Pictures stay out of the copy; set down each line of the listing below exactly.

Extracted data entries
- - - -
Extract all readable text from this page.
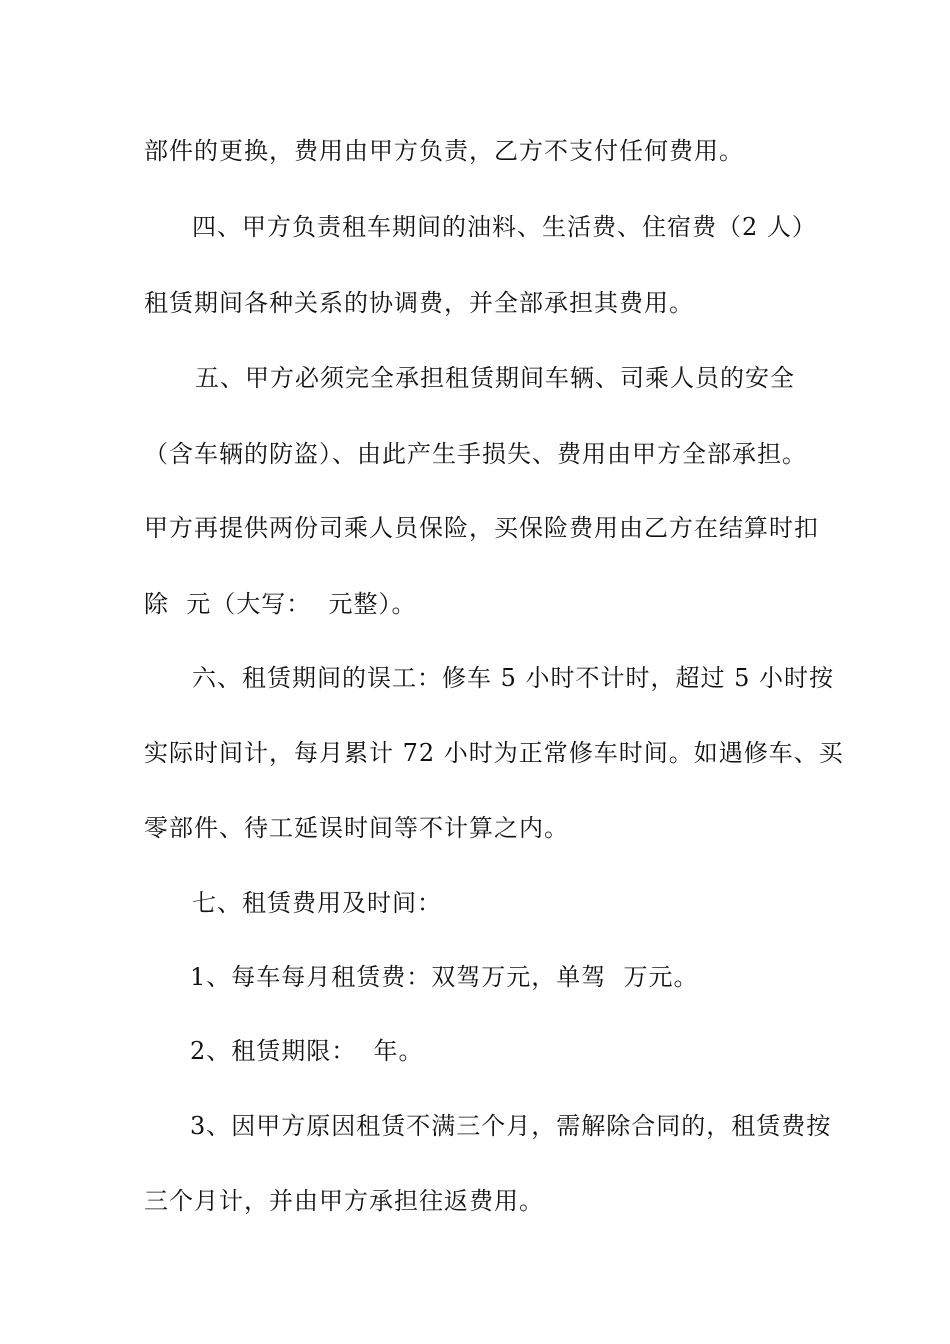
部件的更换，费用由甲方负责，乙方不支付任何费用。
四、甲方负责租车期间的油料、生活费、住宿费（2 人）
租赁期间各种关系的协调费，并全部承担其费用。
五、甲方必须完全承担租赁期间车辆、司乘人员的安全
（含车辆的防盗）、由此产生手损失、费用由甲方全部承担。
甲方再提供两份司乘人员保险，买保险费用由乙方在结算时扣
除  元（大写：  元整）。
六、租赁期间的误工：修车 5 小时不计时，超过 5 小时按
实际时间计，每月累计 72 小时为正常修车时间。如遇修车、买
零部件、待工延误时间等不计算之内。
七、租赁费用及时间：
1、每车每月租赁费：双驾万元，单驾  万元。
2、租赁期限：  年。
3、因甲方原因租赁不满三个月，需解除合同的，租赁费按
三个月计，并由甲方承担往返费用。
- - - -
§ **Answer for this exercise**
Extract all readable text from this page.
部件的更换，费用由甲方负责，乙方不支付任何费用。
四、甲方负责租车期间的油料、生活费、住宿费（2 人）
租赁期间各种关系的协调费，并全部承担其费用。
五、甲方必须完全承担租赁期间车辆、司乘人员的安全
（含车辆的防盗）、由此产生手损失、费用由甲方全部承担。
甲方再提供两份司乘人员保险，买保险费用由乙方在结算时扣
除  元（大写：  元整）。
六、租赁期间的误工：修车 5 小时不计时，超过 5 小时按
实际时间计，每月累计 72 小时为正常修车时间。如遇修车、买
零部件、待工延误时间等不计算之内。
七、租赁费用及时间：
1、每车每月租赁费：双驾万元，单驾  万元。
2、租赁期限：  年。
3、因甲方原因租赁不满三个月，需解除合同的，租赁费按
三个月计，并由甲方承担往返费用。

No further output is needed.